# What you need to do
Examine each line of the data. Copy the line if it includes the word "knees".

Items from a dataset:
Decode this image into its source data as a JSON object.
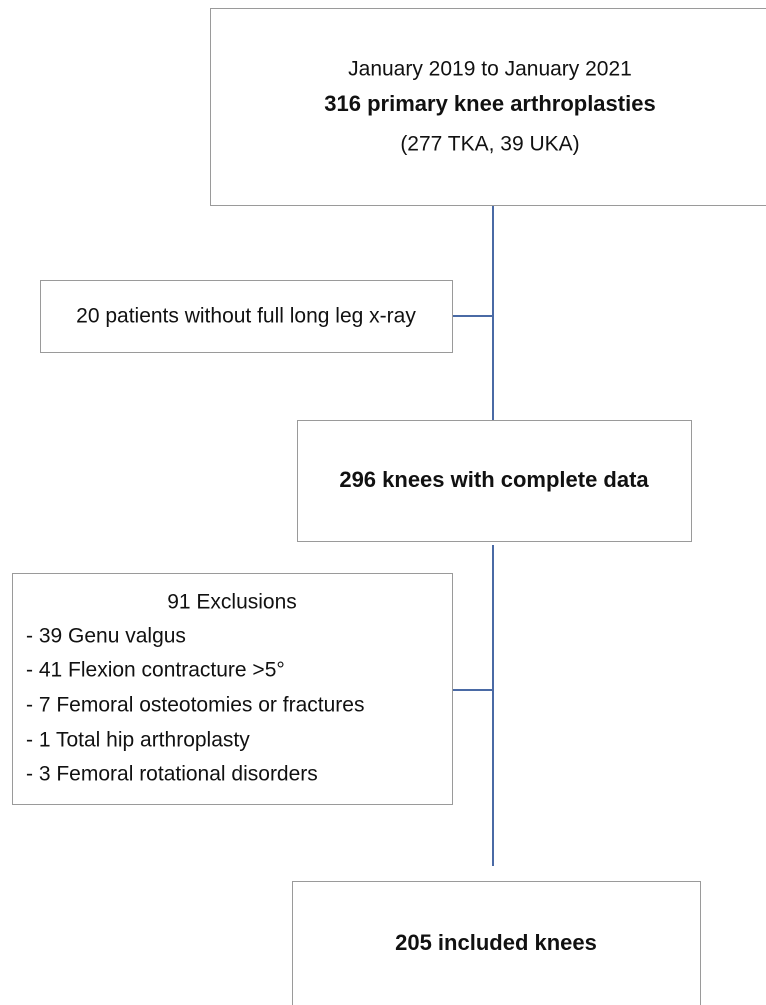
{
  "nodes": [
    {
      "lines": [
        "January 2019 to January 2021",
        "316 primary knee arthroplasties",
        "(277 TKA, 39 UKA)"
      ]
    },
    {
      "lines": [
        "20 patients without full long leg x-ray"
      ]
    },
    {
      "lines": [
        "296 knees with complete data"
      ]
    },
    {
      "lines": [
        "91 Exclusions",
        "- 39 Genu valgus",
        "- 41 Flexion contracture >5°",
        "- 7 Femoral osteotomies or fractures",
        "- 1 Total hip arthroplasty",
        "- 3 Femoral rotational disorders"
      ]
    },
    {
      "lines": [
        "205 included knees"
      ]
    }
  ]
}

# Solution to this exercise
        "296 knees with complete data"
        "205 included knees"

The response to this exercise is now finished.